* INSTRUCTIONS TO FOLLOW
Without changing a character, return the entries, but not the images they hold.

* Data tied to figure images
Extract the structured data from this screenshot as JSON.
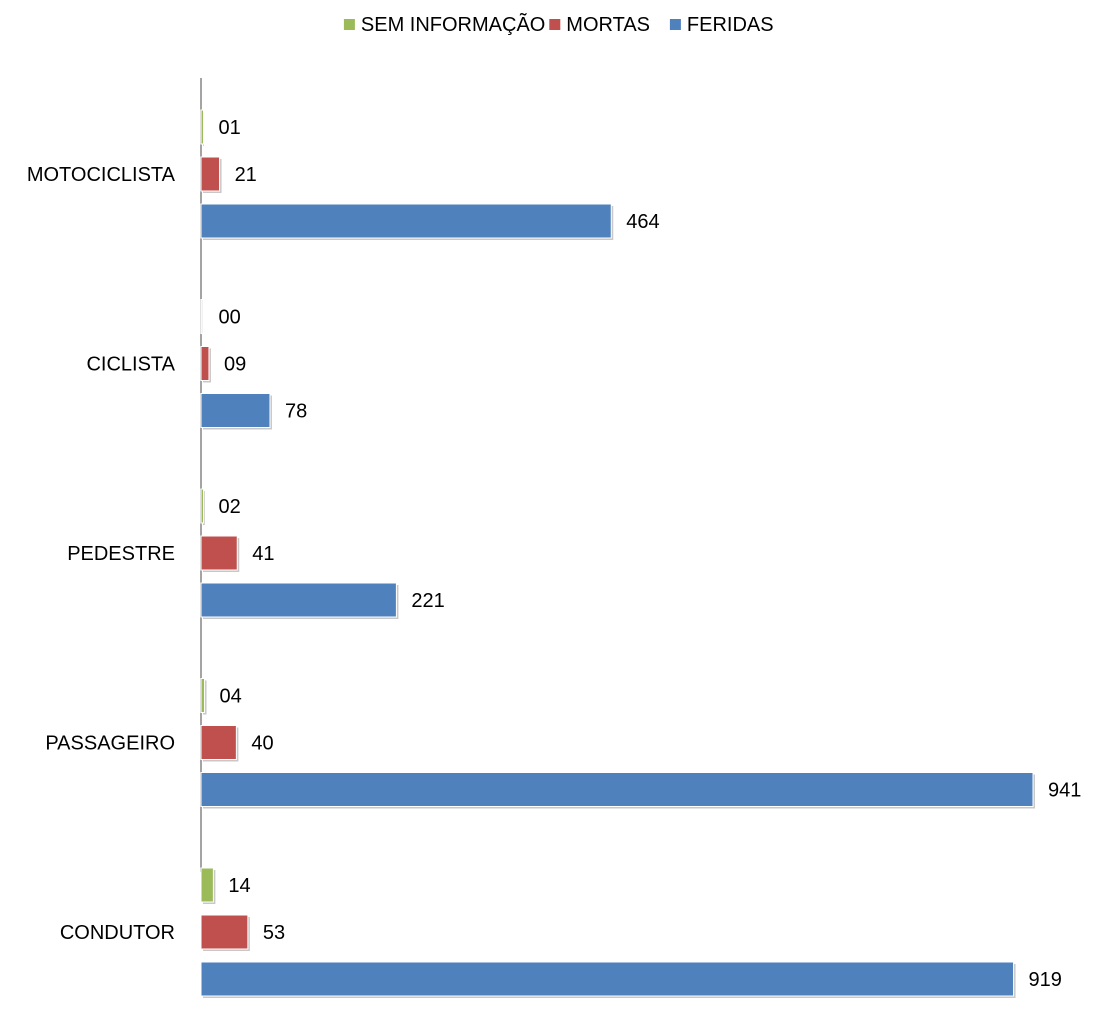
{
  "chart_data": {
    "type": "bar",
    "orientation": "horizontal",
    "categories": [
      "MOTOCICLISTA",
      "CICLISTA",
      "PEDESTRE",
      "PASSAGEIRO",
      "CONDUTOR"
    ],
    "series": [
      {
        "name": "SEM INFORMAÇÃO",
        "color": "#9BBB59",
        "values": [
          1,
          0,
          2,
          4,
          14
        ],
        "labels": [
          "01",
          "00",
          "02",
          "04",
          "14"
        ]
      },
      {
        "name": "MORTAS",
        "color": "#C0504D",
        "values": [
          21,
          9,
          41,
          40,
          53
        ],
        "labels": [
          "21",
          "09",
          "41",
          "40",
          "53"
        ]
      },
      {
        "name": "FERIDAS",
        "color": "#4F81BD",
        "values": [
          464,
          78,
          221,
          941,
          919
        ],
        "labels": [
          "464",
          "78",
          "221",
          "941",
          "919"
        ]
      }
    ],
    "legend": {
      "position": "top"
    },
    "xlim": [
      0,
      941
    ],
    "grid": false
  }
}
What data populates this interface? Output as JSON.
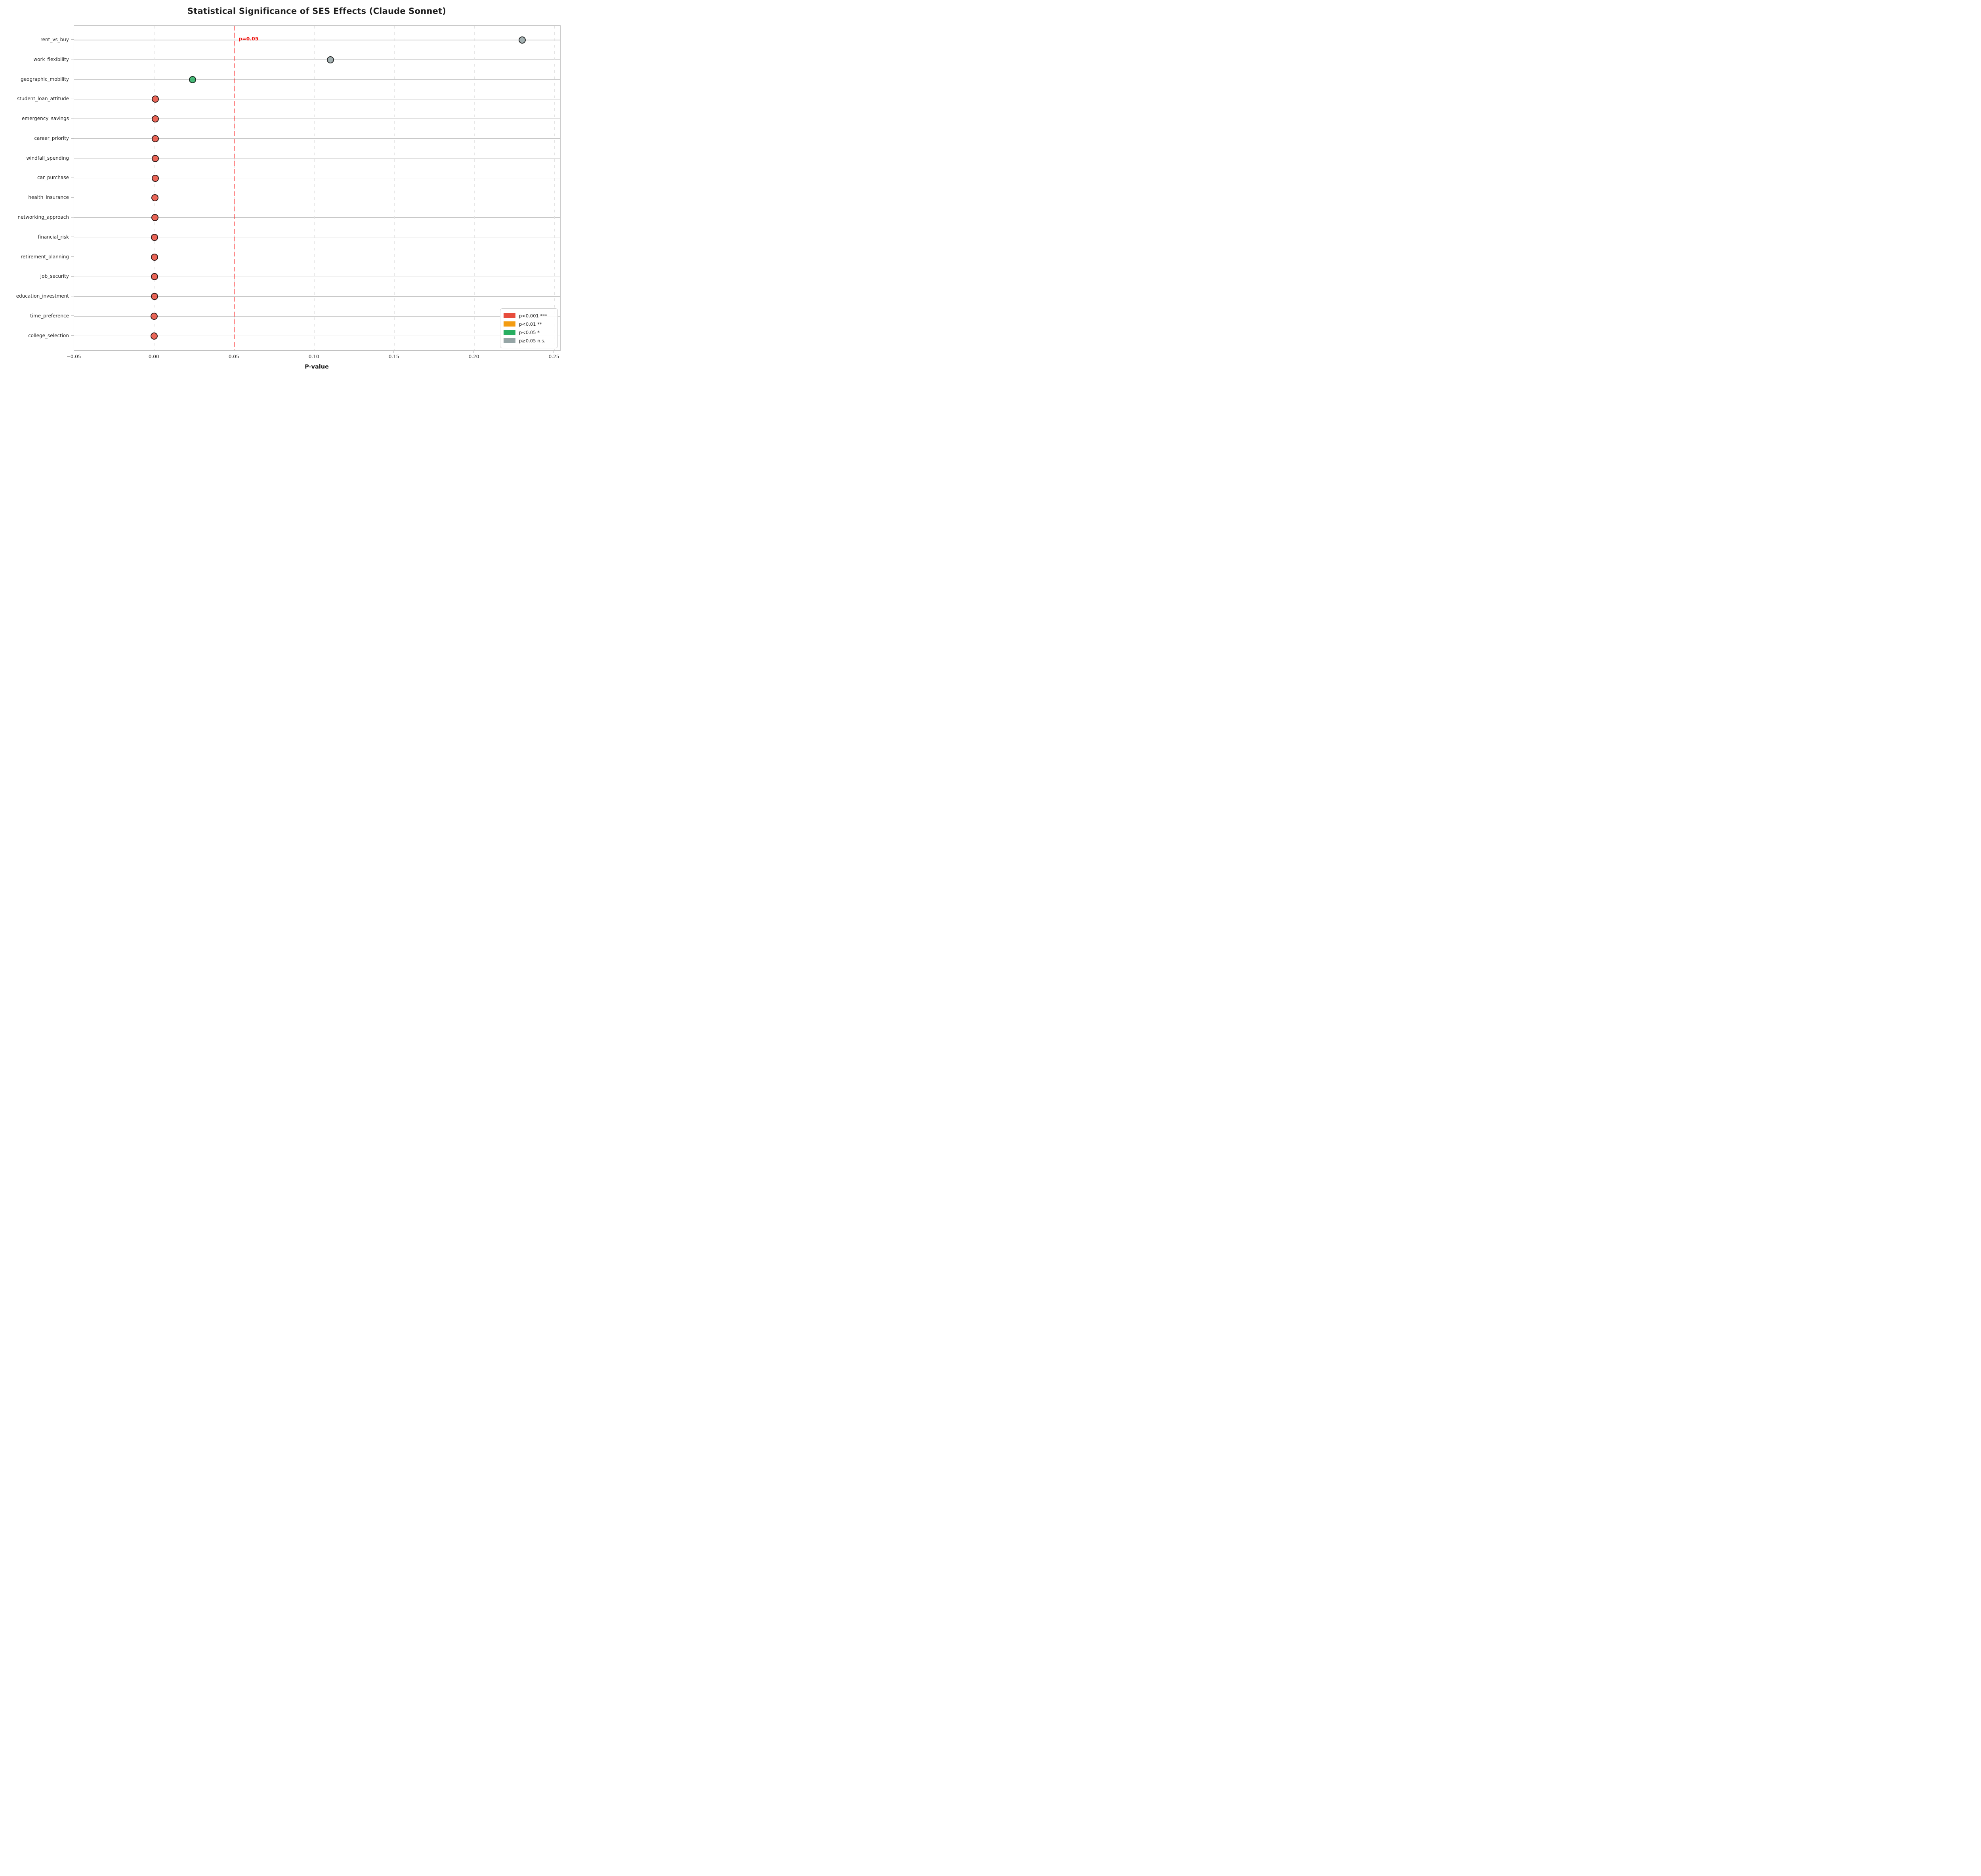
{
  "figure": {
    "title": "Statistical Significance of SES Effects (Claude Sonnet)",
    "xaxis_title": "P-value",
    "threshold_label": "p=0.05"
  },
  "colors": {
    "sig_red": "#e74c3c",
    "sig_orange": "#f39c12",
    "sig_green": "#27ae60",
    "sig_gray": "#95a5a6",
    "threshold_red": "#ff1515",
    "grid": "#c9c9c9",
    "text": "#262626"
  },
  "chart_data": {
    "type": "scatter",
    "title": "Statistical Significance of SES Effects (Claude Sonnet)",
    "xlabel": "P-value",
    "ylabel": "",
    "xlim": [
      -0.05,
      0.2537
    ],
    "x_ticks": [
      -0.05,
      0.0,
      0.05,
      0.1,
      0.15,
      0.2,
      0.25
    ],
    "x_tick_labels": [
      "−0.05",
      "0.00",
      "0.05",
      "0.10",
      "0.15",
      "0.20",
      "0.25"
    ],
    "grid": {
      "horizontal": "solid",
      "vertical": "dashed"
    },
    "threshold": {
      "value": 0.05,
      "label": "p=0.05"
    },
    "categories": [
      "rent_vs_buy",
      "work_flexibility",
      "geographic_mobility",
      "student_loan_attitude",
      "emergency_savings",
      "career_priority",
      "windfall_spending",
      "car_purchase",
      "health_insurance",
      "networking_approach",
      "financial_risk",
      "retirement_planning",
      "job_security",
      "education_investment",
      "time_preference",
      "college_selection"
    ],
    "p_values": [
      0.23,
      0.11,
      0.024,
      0.0008,
      0.0008,
      0.0008,
      0.0007,
      0.0006,
      0.0005,
      0.0004,
      0.0002,
      0.0002,
      0.0001,
      0.0001,
      0.0,
      0.0
    ],
    "significance": [
      "ns",
      "ns",
      "*",
      "***",
      "***",
      "***",
      "***",
      "***",
      "***",
      "***",
      "***",
      "***",
      "***",
      "***",
      "***",
      "***"
    ],
    "legend_position": "lower right",
    "legend": [
      {
        "label": "p<0.001 ***",
        "sig": "***"
      },
      {
        "label": "p<0.01 **",
        "sig": "**"
      },
      {
        "label": "p<0.05 *",
        "sig": "*"
      },
      {
        "label": "p≥0.05 n.s.",
        "sig": "ns"
      }
    ]
  }
}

* SOLUTION FOR THIS TASK
Extract the structured data from this screenshot as JSON.
{
  "chart_data": {
    "type": "bar",
    "orientation": "horizontal",
    "categories": [
      "MOTOCICLISTA",
      "CICLISTA",
      "PEDESTRE",
      "PASSAGEIRO",
      "CONDUTOR"
    ],
    "series": [
      {
        "name": "SEM INFORMAÇÃO",
        "color": "#9BBB59",
        "values": [
          1,
          0,
          2,
          4,
          14
        ],
        "labels": [
          "01",
          "00",
          "02",
          "04",
          "14"
        ]
      },
      {
        "name": "MORTAS",
        "color": "#C0504D",
        "values": [
          21,
          9,
          41,
          40,
          53
        ],
        "labels": [
          "21",
          "09",
          "41",
          "40",
          "53"
        ]
      },
      {
        "name": "FERIDAS",
        "color": "#4F81BD",
        "values": [
          464,
          78,
          221,
          941,
          919
        ],
        "labels": [
          "464",
          "78",
          "221",
          "941",
          "919"
        ]
      }
    ],
    "legend": {
      "position": "top"
    },
    "xlim": [
      0,
      941
    ],
    "grid": false
  }
}
What data populates this interface? Output as JSON.
{
  "figure": {
    "title": "Statistical Significance of SES Effects (Claude Sonnet)",
    "xaxis_title": "P-value",
    "threshold_label": "p=0.05"
  },
  "colors": {
    "sig_red": "#e74c3c",
    "sig_orange": "#f39c12",
    "sig_green": "#27ae60",
    "sig_gray": "#95a5a6",
    "threshold_red": "#ff1515",
    "grid": "#c9c9c9",
    "text": "#262626"
  },
  "chart_data": {
    "type": "scatter",
    "title": "Statistical Significance of SES Effects (Claude Sonnet)",
    "xlabel": "P-value",
    "ylabel": "",
    "xlim": [
      -0.05,
      0.2537
    ],
    "x_ticks": [
      -0.05,
      0.0,
      0.05,
      0.1,
      0.15,
      0.2,
      0.25
    ],
    "x_tick_labels": [
      "−0.05",
      "0.00",
      "0.05",
      "0.10",
      "0.15",
      "0.20",
      "0.25"
    ],
    "grid": {
      "horizontal": "solid",
      "vertical": "dashed"
    },
    "threshold": {
      "value": 0.05,
      "label": "p=0.05"
    },
    "categories": [
      "rent_vs_buy",
      "work_flexibility",
      "geographic_mobility",
      "student_loan_attitude",
      "emergency_savings",
      "career_priority",
      "windfall_spending",
      "car_purchase",
      "health_insurance",
      "networking_approach",
      "financial_risk",
      "retirement_planning",
      "job_security",
      "education_investment",
      "time_preference",
      "college_selection"
    ],
    "p_values": [
      0.23,
      0.11,
      0.024,
      0.0008,
      0.0008,
      0.0008,
      0.0007,
      0.0006,
      0.0005,
      0.0004,
      0.0002,
      0.0002,
      0.0001,
      0.0001,
      0.0,
      0.0
    ],
    "significance": [
      "ns",
      "ns",
      "*",
      "***",
      "***",
      "***",
      "***",
      "***",
      "***",
      "***",
      "***",
      "***",
      "***",
      "***",
      "***",
      "***"
    ],
    "legend_position": "lower right",
    "legend": [
      {
        "label": "p<0.001 ***",
        "sig": "***"
      },
      {
        "label": "p<0.01 **",
        "sig": "**"
      },
      {
        "label": "p<0.05 *",
        "sig": "*"
      },
      {
        "label": "p≥0.05 n.s.",
        "sig": "ns"
      }
    ]
  }
}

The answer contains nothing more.